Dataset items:
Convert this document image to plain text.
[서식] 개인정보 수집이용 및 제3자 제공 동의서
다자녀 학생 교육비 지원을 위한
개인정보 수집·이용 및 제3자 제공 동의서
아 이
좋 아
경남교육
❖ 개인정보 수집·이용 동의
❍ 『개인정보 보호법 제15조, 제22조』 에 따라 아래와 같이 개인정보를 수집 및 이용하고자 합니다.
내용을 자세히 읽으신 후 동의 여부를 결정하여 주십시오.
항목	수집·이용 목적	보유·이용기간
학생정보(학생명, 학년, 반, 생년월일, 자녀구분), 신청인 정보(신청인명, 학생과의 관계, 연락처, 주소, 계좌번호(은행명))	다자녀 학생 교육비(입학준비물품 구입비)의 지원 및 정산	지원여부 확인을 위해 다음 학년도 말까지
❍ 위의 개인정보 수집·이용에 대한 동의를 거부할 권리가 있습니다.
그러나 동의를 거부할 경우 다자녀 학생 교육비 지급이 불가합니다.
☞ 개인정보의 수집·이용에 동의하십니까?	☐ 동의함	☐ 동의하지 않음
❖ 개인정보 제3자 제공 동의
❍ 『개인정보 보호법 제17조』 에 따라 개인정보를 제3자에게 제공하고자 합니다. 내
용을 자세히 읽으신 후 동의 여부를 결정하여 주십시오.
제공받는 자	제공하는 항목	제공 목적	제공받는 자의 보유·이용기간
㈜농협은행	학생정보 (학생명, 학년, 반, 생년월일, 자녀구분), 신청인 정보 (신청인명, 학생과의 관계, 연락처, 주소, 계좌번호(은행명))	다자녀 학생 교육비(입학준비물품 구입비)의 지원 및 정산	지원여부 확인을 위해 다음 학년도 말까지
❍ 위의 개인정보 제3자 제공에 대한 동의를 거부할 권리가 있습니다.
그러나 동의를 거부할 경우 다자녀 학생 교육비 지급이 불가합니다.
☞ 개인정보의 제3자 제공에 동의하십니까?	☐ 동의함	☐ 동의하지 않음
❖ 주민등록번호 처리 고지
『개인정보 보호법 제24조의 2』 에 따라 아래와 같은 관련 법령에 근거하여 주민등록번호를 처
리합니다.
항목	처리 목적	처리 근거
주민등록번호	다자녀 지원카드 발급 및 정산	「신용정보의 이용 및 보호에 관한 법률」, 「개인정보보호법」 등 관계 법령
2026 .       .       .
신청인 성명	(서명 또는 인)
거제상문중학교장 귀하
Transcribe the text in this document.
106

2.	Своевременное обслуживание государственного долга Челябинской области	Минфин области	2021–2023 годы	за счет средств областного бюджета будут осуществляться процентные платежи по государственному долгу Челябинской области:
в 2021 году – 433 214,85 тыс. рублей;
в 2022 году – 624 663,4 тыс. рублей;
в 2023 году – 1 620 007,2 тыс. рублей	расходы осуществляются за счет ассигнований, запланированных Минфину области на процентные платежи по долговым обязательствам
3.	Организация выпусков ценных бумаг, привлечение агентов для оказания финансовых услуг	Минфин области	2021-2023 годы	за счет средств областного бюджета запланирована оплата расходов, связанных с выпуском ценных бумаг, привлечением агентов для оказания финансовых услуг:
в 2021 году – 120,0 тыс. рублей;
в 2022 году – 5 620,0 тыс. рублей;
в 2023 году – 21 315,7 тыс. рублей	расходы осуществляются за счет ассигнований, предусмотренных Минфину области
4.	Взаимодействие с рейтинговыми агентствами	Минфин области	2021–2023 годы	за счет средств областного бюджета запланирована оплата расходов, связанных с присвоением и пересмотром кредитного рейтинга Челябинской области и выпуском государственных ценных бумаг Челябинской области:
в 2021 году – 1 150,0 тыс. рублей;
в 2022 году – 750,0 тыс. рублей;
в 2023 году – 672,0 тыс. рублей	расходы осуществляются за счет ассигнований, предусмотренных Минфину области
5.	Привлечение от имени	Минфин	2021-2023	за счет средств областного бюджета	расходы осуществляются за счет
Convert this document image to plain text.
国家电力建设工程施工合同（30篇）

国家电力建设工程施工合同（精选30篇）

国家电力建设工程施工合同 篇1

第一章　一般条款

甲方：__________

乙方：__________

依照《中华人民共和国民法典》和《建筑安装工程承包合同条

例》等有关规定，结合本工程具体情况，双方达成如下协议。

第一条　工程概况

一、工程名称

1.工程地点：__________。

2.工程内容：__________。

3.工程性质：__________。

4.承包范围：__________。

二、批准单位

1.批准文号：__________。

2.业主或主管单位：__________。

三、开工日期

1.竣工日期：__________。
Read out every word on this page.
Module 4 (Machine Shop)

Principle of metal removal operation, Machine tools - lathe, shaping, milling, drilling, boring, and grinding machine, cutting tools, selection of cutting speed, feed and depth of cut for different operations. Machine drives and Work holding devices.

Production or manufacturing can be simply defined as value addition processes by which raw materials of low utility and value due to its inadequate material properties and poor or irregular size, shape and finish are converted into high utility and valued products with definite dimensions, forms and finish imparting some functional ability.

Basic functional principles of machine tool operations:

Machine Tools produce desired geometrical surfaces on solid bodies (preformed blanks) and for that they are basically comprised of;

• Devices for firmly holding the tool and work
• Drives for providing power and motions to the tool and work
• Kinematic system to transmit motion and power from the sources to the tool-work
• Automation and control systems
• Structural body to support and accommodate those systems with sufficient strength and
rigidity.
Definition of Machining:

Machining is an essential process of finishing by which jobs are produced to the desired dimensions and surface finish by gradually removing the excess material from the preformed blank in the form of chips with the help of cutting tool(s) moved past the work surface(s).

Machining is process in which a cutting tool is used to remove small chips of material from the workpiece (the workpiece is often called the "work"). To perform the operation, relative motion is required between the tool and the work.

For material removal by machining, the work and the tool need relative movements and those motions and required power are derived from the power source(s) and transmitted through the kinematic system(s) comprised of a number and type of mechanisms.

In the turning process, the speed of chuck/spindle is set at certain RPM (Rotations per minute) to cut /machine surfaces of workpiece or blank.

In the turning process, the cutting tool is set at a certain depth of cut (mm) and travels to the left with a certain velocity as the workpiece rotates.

§ **Exercise requirements**: Return the listing above word for word.

§ **Answer**:
Convert this document image to plain text.
[서식] 개인정보 수집이용 및 제3자 제공 동의서
다자녀 학생 교육비 지원을 위한
개인정보 수집·이용 및 제3자 제공 동의서
아 이
좋 아
경남교육
❖ 개인정보 수집·이용 동의
❍ 『개인정보 보호법 제15조, 제22조』 에 따라 아래와 같이 개인정보를 수집 및 이용하고자 합니다.
내용을 자세히 읽으신 후 동의 여부를 결정하여 주십시오.
항목	수집·이용 목적	보유·이용기간
학생정보(학생명, 학년, 반, 생년월일, 자녀구분), 신청인 정보(신청인명, 학생과의 관계, 연락처, 주소, 계좌번호(은행명))	다자녀 학생 교육비(입학준비물품 구입비)의 지원 및 정산	지원여부 확인을 위해 다음 학년도 말까지
❍ 위의 개인정보 수집·이용에 대한 동의를 거부할 권리가 있습니다.
그러나 동의를 거부할 경우 다자녀 학생 교육비 지급이 불가합니다.
☞ 개인정보의 수집·이용에 동의하십니까?	☐ 동의함	☐ 동의하지 않음
❖ 개인정보 제3자 제공 동의
❍ 『개인정보 보호법 제17조』 에 따라 개인정보를 제3자에게 제공하고자 합니다. 내
용을 자세히 읽으신 후 동의 여부를 결정하여 주십시오.
제공받는 자	제공하는 항목	제공 목적	제공받는 자의 보유·이용기간
㈜농협은행	학생정보 (학생명, 학년, 반, 생년월일, 자녀구분), 신청인 정보 (신청인명, 학생과의 관계, 연락처, 주소, 계좌번호(은행명))	다자녀 학생 교육비(입학준비물품 구입비)의 지원 및 정산	지원여부 확인을 위해 다음 학년도 말까지
❍ 위의 개인정보 제3자 제공에 대한 동의를 거부할 권리가 있습니다.
그러나 동의를 거부할 경우 다자녀 학생 교육비 지급이 불가합니다.
☞ 개인정보의 제3자 제공에 동의하십니까?	☐ 동의함	☐ 동의하지 않음
❖ 주민등록번호 처리 고지
『개인정보 보호법 제24조의 2』 에 따라 아래와 같은 관련 법령에 근거하여 주민등록번호를 처
리합니다.
항목	처리 목적	처리 근거
주민등록번호	다자녀 지원카드 발급 및 정산	「신용정보의 이용 및 보호에 관한 법률」, 「개인정보보호법」 등 관계 법령
2026 .       .       .
신청인 성명	(서명 또는 인)
거제상문중학교장 귀하
Transcribe the text in this document.
106

2.	Своевременное обслуживание государственного долга Челябинской области	Минфин области	2021–2023 годы	за счет средств областного бюджета будут осуществляться процентные платежи по государственному долгу Челябинской области:
в 2021 году – 433 214,85 тыс. рублей;
в 2022 году – 624 663,4 тыс. рублей;
в 2023 году – 1 620 007,2 тыс. рублей	расходы осуществляются за счет ассигнований, запланированных Минфину области на процентные платежи по долговым обязательствам
3.	Организация выпусков ценных бумаг, привлечение агентов для оказания финансовых услуг	Минфин области	2021-2023 годы	за счет средств областного бюджета запланирована оплата расходов, связанных с выпуском ценных бумаг, привлечением агентов для оказания финансовых услуг:
в 2021 году – 120,0 тыс. рублей;
в 2022 году – 5 620,0 тыс. рублей;
в 2023 году – 21 315,7 тыс. рублей	расходы осуществляются за счет ассигнований, предусмотренных Минфину области
4.	Взаимодействие с рейтинговыми агентствами	Минфин области	2021–2023 годы	за счет средств областного бюджета запланирована оплата расходов, связанных с присвоением и пересмотром кредитного рейтинга Челябинской области и выпуском государственных ценных бумаг Челябинской области:
в 2021 году – 1 150,0 тыс. рублей;
в 2022 году – 750,0 тыс. рублей;
в 2023 году – 672,0 тыс. рублей	расходы осуществляются за счет ассигнований, предусмотренных Минфину области
5.	Привлечение от имени	Минфин	2021-2023	за счет средств областного бюджета	расходы осуществляются за счет
Convert this document image to plain text.
国家电力建设工程施工合同（30篇）

国家电力建设工程施工合同（精选30篇）

国家电力建设工程施工合同 篇1

第一章　一般条款

甲方：__________

乙方：__________

依照《中华人民共和国民法典》和《建筑安装工程承包合同条

例》等有关规定，结合本工程具体情况，双方达成如下协议。

第一条　工程概况

一、工程名称

1.工程地点：__________。

2.工程内容：__________。

3.工程性质：__________。

4.承包范围：__________。

二、批准单位

1.批准文号：__________。

2.业主或主管单位：__________。

三、开工日期

1.竣工日期：__________。
Read out every word on this page.
Module 4 (Machine Shop)

Principle of metal removal operation, Machine tools - lathe, shaping, milling, drilling, boring, and grinding machine, cutting tools, selection of cutting speed, feed and depth of cut for different operations. Machine drives and Work holding devices.

Production or manufacturing can be simply defined as value addition processes by which raw materials of low utility and value due to its inadequate material properties and poor or irregular size, shape and finish are converted into high utility and valued products with definite dimensions, forms and finish imparting some functional ability.

Basic functional principles of machine tool operations:

Machine Tools produce desired geometrical surfaces on solid bodies (preformed blanks) and for that they are basically comprised of;

• Devices for firmly holding the tool and work
• Drives for providing power and motions to the tool and work
• Kinematic system to transmit motion and power from the sources to the tool-work
• Automation and control systems
• Structural body to support and accommodate those systems with sufficient strength and
rigidity.
Definition of Machining:

Machining is an essential process of finishing by which jobs are produced to the desired dimensions and surface finish by gradually removing the excess material from the preformed blank in the form of chips with the help of cutting tool(s) moved past the work surface(s).

Machining is process in which a cutting tool is used to remove small chips of material from the workpiece (the workpiece is often called the "work"). To perform the operation, relative motion is required between the tool and the work.

For material removal by machining, the work and the tool need relative movements and those motions and required power are derived from the power source(s) and transmitted through the kinematic system(s) comprised of a number and type of mechanisms.

In the turning process, the speed of chuck/spindle is set at certain RPM (Rotations per minute) to cut /machine surfaces of workpiece or blank.

In the turning process, the cutting tool is set at a certain depth of cut (mm) and travels to the left with a certain velocity as the workpiece rotates.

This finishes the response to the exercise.